### Set task
Each entry below is to be printed verbatim.

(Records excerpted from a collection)
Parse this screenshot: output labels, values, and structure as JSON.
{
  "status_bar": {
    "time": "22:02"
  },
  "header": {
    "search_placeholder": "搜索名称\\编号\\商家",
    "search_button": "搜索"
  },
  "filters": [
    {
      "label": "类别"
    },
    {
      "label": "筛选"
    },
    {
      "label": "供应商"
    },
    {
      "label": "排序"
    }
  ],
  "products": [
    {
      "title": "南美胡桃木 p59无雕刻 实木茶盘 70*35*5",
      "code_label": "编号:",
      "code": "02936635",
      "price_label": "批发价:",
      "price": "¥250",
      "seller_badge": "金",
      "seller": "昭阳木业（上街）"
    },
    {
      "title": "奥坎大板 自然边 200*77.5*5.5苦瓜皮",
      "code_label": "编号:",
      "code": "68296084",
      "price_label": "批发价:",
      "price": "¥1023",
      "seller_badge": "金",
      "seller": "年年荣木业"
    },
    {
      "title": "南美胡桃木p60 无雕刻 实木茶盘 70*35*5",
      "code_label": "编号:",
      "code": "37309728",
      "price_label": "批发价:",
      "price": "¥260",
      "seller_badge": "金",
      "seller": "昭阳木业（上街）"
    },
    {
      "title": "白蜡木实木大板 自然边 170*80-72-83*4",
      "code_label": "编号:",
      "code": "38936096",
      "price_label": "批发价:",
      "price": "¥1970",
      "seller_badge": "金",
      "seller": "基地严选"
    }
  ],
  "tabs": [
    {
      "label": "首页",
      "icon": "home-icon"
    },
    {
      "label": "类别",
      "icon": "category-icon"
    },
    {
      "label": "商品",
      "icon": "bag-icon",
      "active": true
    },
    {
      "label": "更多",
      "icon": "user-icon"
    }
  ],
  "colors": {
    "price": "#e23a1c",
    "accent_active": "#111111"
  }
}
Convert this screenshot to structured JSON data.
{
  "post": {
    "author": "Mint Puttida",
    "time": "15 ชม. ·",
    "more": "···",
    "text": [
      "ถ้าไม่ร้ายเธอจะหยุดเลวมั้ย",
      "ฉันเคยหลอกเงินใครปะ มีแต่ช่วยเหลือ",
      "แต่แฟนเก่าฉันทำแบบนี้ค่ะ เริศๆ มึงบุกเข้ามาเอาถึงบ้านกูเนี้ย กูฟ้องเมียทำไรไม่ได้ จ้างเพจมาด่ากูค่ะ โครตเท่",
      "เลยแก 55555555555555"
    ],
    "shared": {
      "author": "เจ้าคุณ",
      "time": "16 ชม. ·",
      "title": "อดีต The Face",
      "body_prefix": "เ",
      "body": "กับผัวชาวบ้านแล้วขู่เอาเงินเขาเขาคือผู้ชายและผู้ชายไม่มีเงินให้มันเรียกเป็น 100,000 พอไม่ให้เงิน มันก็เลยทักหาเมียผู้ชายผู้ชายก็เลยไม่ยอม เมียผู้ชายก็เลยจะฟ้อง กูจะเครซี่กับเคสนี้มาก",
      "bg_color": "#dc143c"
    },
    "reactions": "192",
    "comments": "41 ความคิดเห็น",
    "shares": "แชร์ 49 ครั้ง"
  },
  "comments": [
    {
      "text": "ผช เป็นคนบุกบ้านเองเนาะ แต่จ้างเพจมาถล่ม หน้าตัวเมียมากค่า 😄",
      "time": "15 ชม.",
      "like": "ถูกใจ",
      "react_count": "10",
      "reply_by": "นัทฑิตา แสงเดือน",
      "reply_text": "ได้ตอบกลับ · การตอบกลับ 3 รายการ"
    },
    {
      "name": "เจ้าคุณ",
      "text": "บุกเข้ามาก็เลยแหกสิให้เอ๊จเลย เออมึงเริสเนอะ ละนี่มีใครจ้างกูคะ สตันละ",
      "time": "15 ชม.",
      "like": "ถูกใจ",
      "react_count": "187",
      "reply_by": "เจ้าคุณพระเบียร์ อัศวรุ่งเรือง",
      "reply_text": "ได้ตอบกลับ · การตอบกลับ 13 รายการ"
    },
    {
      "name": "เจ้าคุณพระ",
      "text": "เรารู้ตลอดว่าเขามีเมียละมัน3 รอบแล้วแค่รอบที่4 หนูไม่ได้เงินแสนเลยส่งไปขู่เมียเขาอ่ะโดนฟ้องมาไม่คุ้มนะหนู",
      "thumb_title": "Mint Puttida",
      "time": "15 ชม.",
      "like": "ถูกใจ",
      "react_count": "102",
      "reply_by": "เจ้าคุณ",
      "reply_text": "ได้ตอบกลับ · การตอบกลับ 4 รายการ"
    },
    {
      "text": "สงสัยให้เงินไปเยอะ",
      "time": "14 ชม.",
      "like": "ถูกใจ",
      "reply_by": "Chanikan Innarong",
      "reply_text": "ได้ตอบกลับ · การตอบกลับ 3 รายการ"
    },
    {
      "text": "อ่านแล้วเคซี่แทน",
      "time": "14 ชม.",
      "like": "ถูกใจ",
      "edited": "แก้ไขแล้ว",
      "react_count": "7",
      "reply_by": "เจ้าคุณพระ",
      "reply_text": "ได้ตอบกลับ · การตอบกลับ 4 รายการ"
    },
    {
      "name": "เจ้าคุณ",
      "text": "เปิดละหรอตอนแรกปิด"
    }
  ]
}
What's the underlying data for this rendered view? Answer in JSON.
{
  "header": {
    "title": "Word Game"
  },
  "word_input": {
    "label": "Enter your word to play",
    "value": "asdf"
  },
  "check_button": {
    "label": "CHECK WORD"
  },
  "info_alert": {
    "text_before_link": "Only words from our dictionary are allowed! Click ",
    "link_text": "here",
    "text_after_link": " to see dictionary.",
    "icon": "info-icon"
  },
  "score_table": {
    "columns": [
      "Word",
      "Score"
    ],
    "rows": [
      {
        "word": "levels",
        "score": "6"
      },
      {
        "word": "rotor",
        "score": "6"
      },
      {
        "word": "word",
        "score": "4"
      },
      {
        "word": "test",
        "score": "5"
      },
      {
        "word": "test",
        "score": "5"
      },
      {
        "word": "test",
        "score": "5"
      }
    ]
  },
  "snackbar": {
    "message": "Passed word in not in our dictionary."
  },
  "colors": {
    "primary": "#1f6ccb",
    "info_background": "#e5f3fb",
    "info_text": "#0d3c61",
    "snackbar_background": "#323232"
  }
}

### Finished exercise
Parse this screenshot: output labels, values, and structure as JSON.
{
  "status_bar": {
    "time": "22:02"
  },
  "header": {
    "search_placeholder": "搜索名称\\编号\\商家",
    "search_button": "搜索"
  },
  "filters": [
    {
      "label": "类别"
    },
    {
      "label": "筛选"
    },
    {
      "label": "供应商"
    },
    {
      "label": "排序"
    }
  ],
  "products": [
    {
      "title": "南美胡桃木 p59无雕刻 实木茶盘 70*35*5",
      "code_label": "编号:",
      "code": "02936635",
      "price_label": "批发价:",
      "price": "¥250",
      "seller_badge": "金",
      "seller": "昭阳木业（上街）"
    },
    {
      "title": "奥坎大板 自然边 200*77.5*5.5苦瓜皮",
      "code_label": "编号:",
      "code": "68296084",
      "price_label": "批发价:",
      "price": "¥1023",
      "seller_badge": "金",
      "seller": "年年荣木业"
    },
    {
      "title": "南美胡桃木p60 无雕刻 实木茶盘 70*35*5",
      "code_label": "编号:",
      "code": "37309728",
      "price_label": "批发价:",
      "price": "¥260",
      "seller_badge": "金",
      "seller": "昭阳木业（上街）"
    },
    {
      "title": "白蜡木实木大板 自然边 170*80-72-83*4",
      "code_label": "编号:",
      "code": "38936096",
      "price_label": "批发价:",
      "price": "¥1970",
      "seller_badge": "金",
      "seller": "基地严选"
    }
  ],
  "tabs": [
    {
      "label": "首页",
      "icon": "home-icon"
    },
    {
      "label": "类别",
      "icon": "category-icon"
    },
    {
      "label": "商品",
      "icon": "bag-icon",
      "active": true
    },
    {
      "label": "更多",
      "icon": "user-icon"
    }
  ],
  "colors": {
    "price": "#e23a1c",
    "accent_active": "#111111"
  }
}
Convert this screenshot to structured JSON data.
{
  "post": {
    "author": "Mint Puttida",
    "time": "15 ชม. ·",
    "more": "···",
    "text": [
      "ถ้าไม่ร้ายเธอจะหยุดเลวมั้ย",
      "ฉันเคยหลอกเงินใครปะ มีแต่ช่วยเหลือ",
      "แต่แฟนเก่าฉันทำแบบนี้ค่ะ เริศๆ มึงบุกเข้ามาเอาถึงบ้านกูเนี้ย กูฟ้องเมียทำไรไม่ได้ จ้างเพจมาด่ากูค่ะ โครตเท่",
      "เลยแก 55555555555555"
    ],
    "shared": {
      "author": "เจ้าคุณ",
      "time": "16 ชม. ·",
      "title": "อดีต The Face",
      "body_prefix": "เ",
      "body": "กับผัวชาวบ้านแล้วขู่เอาเงินเขาเขาคือผู้ชายและผู้ชายไม่มีเงินให้มันเรียกเป็น 100,000 พอไม่ให้เงิน มันก็เลยทักหาเมียผู้ชายผู้ชายก็เลยไม่ยอม เมียผู้ชายก็เลยจะฟ้อง กูจะเครซี่กับเคสนี้มาก",
      "bg_color": "#dc143c"
    },
    "reactions": "192",
    "comments": "41 ความคิดเห็น",
    "shares": "แชร์ 49 ครั้ง"
  },
  "comments": [
    {
      "text": "ผช เป็นคนบุกบ้านเองเนาะ แต่จ้างเพจมาถล่ม หน้าตัวเมียมากค่า 😄",
      "time": "15 ชม.",
      "like": "ถูกใจ",
      "react_count": "10",
      "reply_by": "นัทฑิตา แสงเดือน",
      "reply_text": "ได้ตอบกลับ · การตอบกลับ 3 รายการ"
    },
    {
      "name": "เจ้าคุณ",
      "text": "บุกเข้ามาก็เลยแหกสิให้เอ๊จเลย เออมึงเริสเนอะ ละนี่มีใครจ้างกูคะ สตันละ",
      "time": "15 ชม.",
      "like": "ถูกใจ",
      "react_count": "187",
      "reply_by": "เจ้าคุณพระเบียร์ อัศวรุ่งเรือง",
      "reply_text": "ได้ตอบกลับ · การตอบกลับ 13 รายการ"
    },
    {
      "name": "เจ้าคุณพระ",
      "text": "เรารู้ตลอดว่าเขามีเมียละมัน3 รอบแล้วแค่รอบที่4 หนูไม่ได้เงินแสนเลยส่งไปขู่เมียเขาอ่ะโดนฟ้องมาไม่คุ้มนะหนู",
      "thumb_title": "Mint Puttida",
      "time": "15 ชม.",
      "like": "ถูกใจ",
      "react_count": "102",
      "reply_by": "เจ้าคุณ",
      "reply_text": "ได้ตอบกลับ · การตอบกลับ 4 รายการ"
    },
    {
      "text": "สงสัยให้เงินไปเยอะ",
      "time": "14 ชม.",
      "like": "ถูกใจ",
      "reply_by": "Chanikan Innarong",
      "reply_text": "ได้ตอบกลับ · การตอบกลับ 3 รายการ"
    },
    {
      "text": "อ่านแล้วเคซี่แทน",
      "time": "14 ชม.",
      "like": "ถูกใจ",
      "edited": "แก้ไขแล้ว",
      "react_count": "7",
      "reply_by": "เจ้าคุณพระ",
      "reply_text": "ได้ตอบกลับ · การตอบกลับ 4 รายการ"
    },
    {
      "name": "เจ้าคุณ",
      "text": "เปิดละหรอตอนแรกปิด"
    }
  ]
}
What's the underlying data for this rendered view? Answer in JSON.
{
  "header": {
    "title": "Word Game"
  },
  "word_input": {
    "label": "Enter your word to play",
    "value": "asdf"
  },
  "check_button": {
    "label": "CHECK WORD"
  },
  "info_alert": {
    "text_before_link": "Only words from our dictionary are allowed! Click ",
    "link_text": "here",
    "text_after_link": " to see dictionary.",
    "icon": "info-icon"
  },
  "score_table": {
    "columns": [
      "Word",
      "Score"
    ],
    "rows": [
      {
        "word": "levels",
        "score": "6"
      },
      {
        "word": "rotor",
        "score": "6"
      },
      {
        "word": "word",
        "score": "4"
      },
      {
        "word": "test",
        "score": "5"
      },
      {
        "word": "test",
        "score": "5"
      },
      {
        "word": "test",
        "score": "5"
      }
    ]
  },
  "snackbar": {
    "message": "Passed word in not in our dictionary."
  },
  "colors": {
    "primary": "#1f6ccb",
    "info_background": "#e5f3fb",
    "info_text": "#0d3c61",
    "snackbar_background": "#323232"
  }
}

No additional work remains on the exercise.